*Work to be completed*
In full and without deviation, write out the entries that follow.

☆ ☆ ☆ ☆ ☆

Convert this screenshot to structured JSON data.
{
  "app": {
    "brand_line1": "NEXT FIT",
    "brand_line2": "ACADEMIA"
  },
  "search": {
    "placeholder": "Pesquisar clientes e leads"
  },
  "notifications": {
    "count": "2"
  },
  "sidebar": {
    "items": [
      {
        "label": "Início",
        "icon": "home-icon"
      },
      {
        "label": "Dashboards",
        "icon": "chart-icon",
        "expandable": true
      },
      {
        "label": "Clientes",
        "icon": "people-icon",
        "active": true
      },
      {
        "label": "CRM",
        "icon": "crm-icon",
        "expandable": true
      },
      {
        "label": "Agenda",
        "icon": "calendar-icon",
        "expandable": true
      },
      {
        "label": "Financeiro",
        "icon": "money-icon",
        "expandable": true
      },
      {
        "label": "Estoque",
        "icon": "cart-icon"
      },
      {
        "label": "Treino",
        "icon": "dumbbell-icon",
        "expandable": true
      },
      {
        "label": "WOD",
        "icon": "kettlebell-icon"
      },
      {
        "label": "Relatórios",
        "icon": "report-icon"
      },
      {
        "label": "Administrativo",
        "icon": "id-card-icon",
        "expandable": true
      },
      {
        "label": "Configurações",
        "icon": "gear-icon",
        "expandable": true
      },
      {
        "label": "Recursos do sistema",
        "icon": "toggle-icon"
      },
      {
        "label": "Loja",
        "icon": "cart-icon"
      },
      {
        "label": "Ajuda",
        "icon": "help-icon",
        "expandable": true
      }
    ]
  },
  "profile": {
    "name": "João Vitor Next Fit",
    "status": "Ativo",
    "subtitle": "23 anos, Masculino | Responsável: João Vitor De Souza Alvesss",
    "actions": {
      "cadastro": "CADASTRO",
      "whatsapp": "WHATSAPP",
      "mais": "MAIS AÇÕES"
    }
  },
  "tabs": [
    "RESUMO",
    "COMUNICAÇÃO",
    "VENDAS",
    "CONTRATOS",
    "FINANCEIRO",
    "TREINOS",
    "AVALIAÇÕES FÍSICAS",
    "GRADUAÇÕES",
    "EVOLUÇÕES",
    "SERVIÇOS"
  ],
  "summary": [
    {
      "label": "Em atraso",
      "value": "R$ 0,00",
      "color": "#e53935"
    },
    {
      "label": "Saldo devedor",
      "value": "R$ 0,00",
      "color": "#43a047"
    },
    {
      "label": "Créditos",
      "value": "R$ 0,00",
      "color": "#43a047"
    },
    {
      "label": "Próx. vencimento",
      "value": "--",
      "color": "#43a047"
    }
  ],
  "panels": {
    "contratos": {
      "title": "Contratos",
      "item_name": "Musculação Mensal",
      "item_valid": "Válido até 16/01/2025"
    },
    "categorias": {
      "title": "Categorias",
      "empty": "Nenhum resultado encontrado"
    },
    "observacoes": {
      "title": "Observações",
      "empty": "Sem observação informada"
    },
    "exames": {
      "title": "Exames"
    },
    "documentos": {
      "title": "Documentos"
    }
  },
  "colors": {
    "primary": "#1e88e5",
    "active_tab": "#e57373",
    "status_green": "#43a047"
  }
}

☆ ☆ ☆ ☆ ☆

*Problem solution*
Convert this screenshot to structured JSON data.
{
  "app": {
    "brand_line1": "NEXT FIT",
    "brand_line2": "ACADEMIA"
  },
  "search": {
    "placeholder": "Pesquisar clientes e leads"
  },
  "notifications": {
    "count": "2"
  },
  "sidebar": {
    "items": [
      {
        "label": "Início",
        "icon": "home-icon"
      },
      {
        "label": "Dashboards",
        "icon": "chart-icon",
        "expandable": true
      },
      {
        "label": "Clientes",
        "icon": "people-icon",
        "active": true
      },
      {
        "label": "CRM",
        "icon": "crm-icon",
        "expandable": true
      },
      {
        "label": "Agenda",
        "icon": "calendar-icon",
        "expandable": true
      },
      {
        "label": "Financeiro",
        "icon": "money-icon",
        "expandable": true
      },
      {
        "label": "Estoque",
        "icon": "cart-icon"
      },
      {
        "label": "Treino",
        "icon": "dumbbell-icon",
        "expandable": true
      },
      {
        "label": "WOD",
        "icon": "kettlebell-icon"
      },
      {
        "label": "Relatórios",
        "icon": "report-icon"
      },
      {
        "label": "Administrativo",
        "icon": "id-card-icon",
        "expandable": true
      },
      {
        "label": "Configurações",
        "icon": "gear-icon",
        "expandable": true
      },
      {
        "label": "Recursos do sistema",
        "icon": "toggle-icon"
      },
      {
        "label": "Loja",
        "icon": "cart-icon"
      },
      {
        "label": "Ajuda",
        "icon": "help-icon",
        "expandable": true
      }
    ]
  },
  "profile": {
    "name": "João Vitor Next Fit",
    "status": "Ativo",
    "subtitle": "23 anos, Masculino | Responsável: João Vitor De Souza Alvesss",
    "actions": {
      "cadastro": "CADASTRO",
      "whatsapp": "WHATSAPP",
      "mais": "MAIS AÇÕES"
    }
  },
  "tabs": [
    "RESUMO",
    "COMUNICAÇÃO",
    "VENDAS",
    "CONTRATOS",
    "FINANCEIRO",
    "TREINOS",
    "AVALIAÇÕES FÍSICAS",
    "GRADUAÇÕES",
    "EVOLUÇÕES",
    "SERVIÇOS"
  ],
  "summary": [
    {
      "label": "Em atraso",
      "value": "R$ 0,00",
      "color": "#e53935"
    },
    {
      "label": "Saldo devedor",
      "value": "R$ 0,00",
      "color": "#43a047"
    },
    {
      "label": "Créditos",
      "value": "R$ 0,00",
      "color": "#43a047"
    },
    {
      "label": "Próx. vencimento",
      "value": "--",
      "color": "#43a047"
    }
  ],
  "panels": {
    "contratos": {
      "title": "Contratos",
      "item_name": "Musculação Mensal",
      "item_valid": "Válido até 16/01/2025"
    },
    "categorias": {
      "title": "Categorias",
      "empty": "Nenhum resultado encontrado"
    },
    "observacoes": {
      "title": "Observações",
      "empty": "Sem observação informada"
    },
    "exames": {
      "title": "Exames"
    },
    "documentos": {
      "title": "Documentos"
    }
  },
  "colors": {
    "primary": "#1e88e5",
    "active_tab": "#e57373",
    "status_green": "#43a047"
  }
}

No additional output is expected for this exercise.